What to work on:
a. Judge whether each statement agrees with the blog post on New Mexico test scores, answering yes or no and quoting the words of the post that decide it. (i) Amy Miller's story reports that 83 APS schools "failed." (ii) The writer states a strong opinion on whether standardized testing is worthwhile. (iii) Sandia HS passed.
b. According to the blog post on New Mexico test scores, which middle school came through unscathed?
c. Carry the blog post on New Mexico test scores forward, starting after its last sentence.

Source excerpt:
/---

Thursday, August 03, 2006

The New Tests Scores Are Here! The New Test Scores Are Here!

Update 9:45 A.M., Friday, August 4th: I see that Gubernatorial candidate John Dendahl has used the Test Scores Card, slamming Big Bill Richardson for the high failure percentage of New Mexico schools. Typical, of course, and obviously if the failure percentage was lower Big Bill would be using large chunks of his millions in campaign funds to gloat about it. I'm not naive enough to think test scores won't be used for political purposes. I just wish some public official or news source would go beyond the microscopically shallow scores bad/scores awful/scores not so awful "analysis", and take a deeper look at the numbers.

The following meandering ditty makes a feeble attempt to do some of that. You'll notice I don't state a strong opinion on whether standardized testing is worthwhile, who is to blame for low scores, or if No Child Left Behind is the mental spawn of an educational Satan or merely a good accountability tool. While I have definite opinions on those subjects (hell, I'm a K-12 teacher), there's plenty of polemics on those topics elsewhere.

Pehaps my naivete is my gut feeling that getting a little deeper into the numbers here might lead to a burgeoning, more thorough dialogue on the subject. I have a dreamy mental picture of Big Bill and John Dendahl at a televised debate arguing about standard deviations and "lower bound confidence intervals". Okay, that's too dreamy...but we number lover guys have dreams, too. Aw heck, let's get on with the ditty.

Standardized Testing.
Where to start? It's one of those overarching, overwhelming, oversomething topics that gets boiled down to far too overly simple in the media. And I can understand that, to an extent.

Amy Miller has a story on how many APS schools "failed" (83), and she does a good job in pinpointing the subtest area responsible for most of the "failures", that of "students with disabilities". You think I use too many quotation marks and parentheses, well wait until you see an "education" post. She also mentions what is to me the initially most startling fact in the report: only one high school (La Cueva) and one middle school (Desert Ridge) came through unscathed.

That means other way-the-Hell-up-in-the-Heights schools like Eisenhower Middle School didn't pass in all areas, particularlly with "students with disabilities". Hoover MS didn't pass. Madison MS didn't pass. Sandia HS didn't pass.

\---

Recorded data:

/---

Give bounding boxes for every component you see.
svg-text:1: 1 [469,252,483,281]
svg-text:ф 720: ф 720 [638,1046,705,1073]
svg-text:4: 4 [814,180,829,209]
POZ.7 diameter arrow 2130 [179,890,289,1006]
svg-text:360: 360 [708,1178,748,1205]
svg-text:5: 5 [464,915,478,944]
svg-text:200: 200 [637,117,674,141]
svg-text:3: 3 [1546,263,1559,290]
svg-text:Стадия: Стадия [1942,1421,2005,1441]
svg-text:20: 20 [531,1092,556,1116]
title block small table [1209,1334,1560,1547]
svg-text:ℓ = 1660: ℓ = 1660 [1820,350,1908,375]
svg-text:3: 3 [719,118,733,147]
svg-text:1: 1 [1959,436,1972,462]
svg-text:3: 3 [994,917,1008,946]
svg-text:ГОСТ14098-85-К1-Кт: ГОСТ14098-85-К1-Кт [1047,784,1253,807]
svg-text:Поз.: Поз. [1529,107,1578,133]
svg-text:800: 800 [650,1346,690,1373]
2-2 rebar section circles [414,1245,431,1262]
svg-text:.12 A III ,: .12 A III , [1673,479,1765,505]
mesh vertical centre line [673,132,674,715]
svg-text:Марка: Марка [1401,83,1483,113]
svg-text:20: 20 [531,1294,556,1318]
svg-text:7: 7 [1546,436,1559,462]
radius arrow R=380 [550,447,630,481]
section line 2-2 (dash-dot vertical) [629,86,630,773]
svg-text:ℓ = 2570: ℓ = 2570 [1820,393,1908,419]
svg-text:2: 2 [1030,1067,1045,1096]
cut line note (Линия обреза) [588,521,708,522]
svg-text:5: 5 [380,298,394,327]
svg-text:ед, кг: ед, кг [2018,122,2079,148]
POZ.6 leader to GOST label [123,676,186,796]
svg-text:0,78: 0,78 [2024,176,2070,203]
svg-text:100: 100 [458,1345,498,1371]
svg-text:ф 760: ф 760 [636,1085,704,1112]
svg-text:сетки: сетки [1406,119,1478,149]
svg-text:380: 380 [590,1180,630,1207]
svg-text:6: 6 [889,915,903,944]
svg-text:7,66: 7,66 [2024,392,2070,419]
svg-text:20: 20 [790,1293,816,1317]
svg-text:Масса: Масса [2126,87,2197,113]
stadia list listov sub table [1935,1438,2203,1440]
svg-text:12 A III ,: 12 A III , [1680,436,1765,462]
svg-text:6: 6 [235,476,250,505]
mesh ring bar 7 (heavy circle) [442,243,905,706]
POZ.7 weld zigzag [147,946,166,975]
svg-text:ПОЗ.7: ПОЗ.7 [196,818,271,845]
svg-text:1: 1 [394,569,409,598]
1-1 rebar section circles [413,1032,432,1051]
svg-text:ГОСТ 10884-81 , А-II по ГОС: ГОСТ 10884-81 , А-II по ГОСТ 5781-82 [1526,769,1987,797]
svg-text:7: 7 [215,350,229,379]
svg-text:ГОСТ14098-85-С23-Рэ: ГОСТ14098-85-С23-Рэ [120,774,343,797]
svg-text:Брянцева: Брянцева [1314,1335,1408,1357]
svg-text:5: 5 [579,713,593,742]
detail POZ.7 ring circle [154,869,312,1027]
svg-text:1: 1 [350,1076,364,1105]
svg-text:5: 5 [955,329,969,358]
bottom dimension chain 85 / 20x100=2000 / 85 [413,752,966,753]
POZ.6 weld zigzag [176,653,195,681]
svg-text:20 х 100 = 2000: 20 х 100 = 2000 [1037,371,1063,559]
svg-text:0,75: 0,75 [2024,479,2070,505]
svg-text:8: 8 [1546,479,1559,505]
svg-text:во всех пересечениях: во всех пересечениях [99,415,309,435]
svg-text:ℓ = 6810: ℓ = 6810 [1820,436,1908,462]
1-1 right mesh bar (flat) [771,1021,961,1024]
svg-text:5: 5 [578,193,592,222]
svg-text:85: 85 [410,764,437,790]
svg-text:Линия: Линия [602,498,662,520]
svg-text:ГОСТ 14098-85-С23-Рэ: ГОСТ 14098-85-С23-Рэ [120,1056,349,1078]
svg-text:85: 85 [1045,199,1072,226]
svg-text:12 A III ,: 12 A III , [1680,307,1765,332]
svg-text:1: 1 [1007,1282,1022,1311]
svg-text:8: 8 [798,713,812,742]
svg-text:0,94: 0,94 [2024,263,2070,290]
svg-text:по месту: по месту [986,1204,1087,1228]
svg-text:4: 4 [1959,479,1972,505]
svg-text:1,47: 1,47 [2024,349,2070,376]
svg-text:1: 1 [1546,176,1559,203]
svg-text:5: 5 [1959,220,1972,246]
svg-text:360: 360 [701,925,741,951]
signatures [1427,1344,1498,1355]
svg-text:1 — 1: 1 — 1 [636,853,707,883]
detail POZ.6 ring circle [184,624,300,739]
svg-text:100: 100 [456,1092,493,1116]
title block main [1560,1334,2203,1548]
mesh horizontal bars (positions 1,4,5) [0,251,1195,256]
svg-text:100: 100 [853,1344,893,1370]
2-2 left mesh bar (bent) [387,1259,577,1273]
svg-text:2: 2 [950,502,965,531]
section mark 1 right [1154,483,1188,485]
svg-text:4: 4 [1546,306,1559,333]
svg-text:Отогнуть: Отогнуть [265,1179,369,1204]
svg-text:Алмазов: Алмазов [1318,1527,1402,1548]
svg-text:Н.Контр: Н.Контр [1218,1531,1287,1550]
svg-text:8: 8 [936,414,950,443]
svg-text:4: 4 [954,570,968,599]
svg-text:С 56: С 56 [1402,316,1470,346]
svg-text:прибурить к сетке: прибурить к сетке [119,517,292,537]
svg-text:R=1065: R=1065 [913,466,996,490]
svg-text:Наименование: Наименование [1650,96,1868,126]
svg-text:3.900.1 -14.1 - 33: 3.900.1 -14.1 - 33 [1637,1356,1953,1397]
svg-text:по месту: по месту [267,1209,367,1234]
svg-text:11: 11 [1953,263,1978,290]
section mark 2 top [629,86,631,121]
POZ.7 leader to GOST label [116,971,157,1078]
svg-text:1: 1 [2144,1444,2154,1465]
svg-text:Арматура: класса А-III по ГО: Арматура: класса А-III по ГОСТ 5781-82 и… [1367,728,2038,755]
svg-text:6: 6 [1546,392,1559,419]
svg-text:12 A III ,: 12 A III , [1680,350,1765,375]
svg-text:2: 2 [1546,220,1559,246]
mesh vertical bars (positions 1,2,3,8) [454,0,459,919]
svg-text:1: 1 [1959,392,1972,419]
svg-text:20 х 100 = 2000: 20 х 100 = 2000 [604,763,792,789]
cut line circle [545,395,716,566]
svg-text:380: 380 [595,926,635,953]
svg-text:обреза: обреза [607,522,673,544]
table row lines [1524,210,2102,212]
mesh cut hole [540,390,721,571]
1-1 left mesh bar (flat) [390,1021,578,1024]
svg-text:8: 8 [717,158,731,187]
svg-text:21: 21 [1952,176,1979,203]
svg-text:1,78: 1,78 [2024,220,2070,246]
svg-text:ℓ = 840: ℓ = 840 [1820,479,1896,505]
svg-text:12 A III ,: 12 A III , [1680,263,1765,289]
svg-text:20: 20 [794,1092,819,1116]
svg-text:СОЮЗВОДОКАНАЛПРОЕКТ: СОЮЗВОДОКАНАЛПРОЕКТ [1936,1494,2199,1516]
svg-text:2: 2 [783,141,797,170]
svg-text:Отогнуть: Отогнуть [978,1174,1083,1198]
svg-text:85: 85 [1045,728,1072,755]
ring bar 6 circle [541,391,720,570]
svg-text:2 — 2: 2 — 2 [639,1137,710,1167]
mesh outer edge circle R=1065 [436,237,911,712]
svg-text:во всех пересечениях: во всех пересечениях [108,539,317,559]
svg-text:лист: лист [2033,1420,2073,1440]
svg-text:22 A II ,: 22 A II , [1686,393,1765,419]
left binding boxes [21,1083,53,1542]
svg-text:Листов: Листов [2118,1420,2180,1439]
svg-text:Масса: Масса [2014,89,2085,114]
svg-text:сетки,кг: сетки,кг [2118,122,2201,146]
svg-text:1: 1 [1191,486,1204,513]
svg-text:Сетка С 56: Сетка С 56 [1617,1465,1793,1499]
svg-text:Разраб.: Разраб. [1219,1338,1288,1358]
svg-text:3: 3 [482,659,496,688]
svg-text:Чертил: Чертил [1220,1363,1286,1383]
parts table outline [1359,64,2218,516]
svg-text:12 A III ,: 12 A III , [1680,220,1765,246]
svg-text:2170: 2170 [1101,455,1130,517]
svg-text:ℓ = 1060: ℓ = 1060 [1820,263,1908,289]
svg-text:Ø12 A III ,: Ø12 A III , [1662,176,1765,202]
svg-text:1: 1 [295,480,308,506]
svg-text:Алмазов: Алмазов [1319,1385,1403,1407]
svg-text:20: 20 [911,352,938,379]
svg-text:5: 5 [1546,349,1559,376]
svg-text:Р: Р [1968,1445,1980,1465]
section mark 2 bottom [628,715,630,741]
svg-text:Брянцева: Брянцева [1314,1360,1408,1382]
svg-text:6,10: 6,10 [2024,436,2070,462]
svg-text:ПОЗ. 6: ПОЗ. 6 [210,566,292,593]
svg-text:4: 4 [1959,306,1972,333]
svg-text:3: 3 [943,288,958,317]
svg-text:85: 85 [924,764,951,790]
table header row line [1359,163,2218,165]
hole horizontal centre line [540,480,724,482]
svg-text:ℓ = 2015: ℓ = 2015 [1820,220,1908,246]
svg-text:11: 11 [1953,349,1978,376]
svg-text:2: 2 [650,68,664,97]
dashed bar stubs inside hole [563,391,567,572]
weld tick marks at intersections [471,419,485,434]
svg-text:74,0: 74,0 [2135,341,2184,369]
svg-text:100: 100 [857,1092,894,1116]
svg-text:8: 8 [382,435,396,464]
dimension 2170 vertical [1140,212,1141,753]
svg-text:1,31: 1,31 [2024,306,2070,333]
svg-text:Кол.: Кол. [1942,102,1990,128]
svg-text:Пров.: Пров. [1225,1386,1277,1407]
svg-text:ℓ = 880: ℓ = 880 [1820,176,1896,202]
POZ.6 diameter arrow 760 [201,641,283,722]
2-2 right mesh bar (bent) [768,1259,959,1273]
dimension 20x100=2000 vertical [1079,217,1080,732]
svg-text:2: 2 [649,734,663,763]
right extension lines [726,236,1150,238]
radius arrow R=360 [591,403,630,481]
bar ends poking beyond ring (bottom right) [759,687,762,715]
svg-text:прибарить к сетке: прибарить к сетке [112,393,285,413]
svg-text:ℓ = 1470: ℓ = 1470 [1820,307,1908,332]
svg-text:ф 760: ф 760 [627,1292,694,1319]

\---

Replies:
a.
(i) Yes: "Amy Miller has a story on how many APS schools "failed" (83)"
(ii) No: "You'll notice I don't state a strong opinion on whether standardized testing is worthwhile"
(iii) No: "Sandia HS didn't pass."

b. Desert Ridge.

c.
And yes, those facts lead to a certain amount of gleeful laughter by folks living further down the long alluvial fan hill. Especially by teachers at schools whose elevation is not quite 5,200 feet. Which reminds me that even "flighters" escaping to the West Mesa are not immune. LBJ Middle School didn't "pass" either.

I teach at somewhere around 5,000 feet. Why does that matter, you might ask? What does elevation have to do with passing standardized testing? For those to whom the answer is not immediately obvious, I apologize because I'm not going to take the sidetrack to answer that here. I only bring it up: 1. because it's interesting to me from a sociological perspective; 2. it shows one of the approximately 4.5 million intervening variables that get in the way of a truly scientific method for determining the quality of a particular school. I realize 4.5 million is a big number, but I wonder if I'm hyperbolizing.

Which brings me to the test reports themselves. The NM Public Education Department (PED) has a handy-dandy site full of .pdf files for each district (and charter schools). Each school then has its own handy-dandy (and easy to read, btw) single page outlining school status (pass or "Meets AYP", or fail "AYP Not Met"), and below that a statistical breakdown for the school and each subgroup.

Now I admit I'm a bit of a numbers guy. Not too knowledgeable, but really into trying to figure out what the data means. For instance, some of you know that I play this real geeky baseball game called Strat-o-Matic. Again, I don't want to sidetrack, but Strat is a game that, through highly complicated cards and dice rolls, tries to correctly simulate the yearly stats for real baseball players going back to Honus Wagner and such. It's D&D for baseball nerds.

I only bring this up as a prelude to the admission that I can spend hours going through the numbers on these PED reports. No, that's not necessarily a good thing, but If you are at all interested in really understanding this whole "standardized testing" thing you should do the same.

As an alleged "professional educator" who has been forced to sit through several staff meetings on details of such reports, I might have a bit of a leg-up here. But, as a public service, I will spare you from attending those incredibly boring meetings and explain a few things on the reports themselves. Yes that means you gotta actually look at the reports.

I'm assuming those who don't want to look at them stopped reading this post hours ago. Amy Miller at the Journal has the same exact problem regarding the attention span of readers, and I totally understand. I also promise two things: 1. I won't cover everything; 2. I won't give you the company line BS definitions for some of the terms/numbers.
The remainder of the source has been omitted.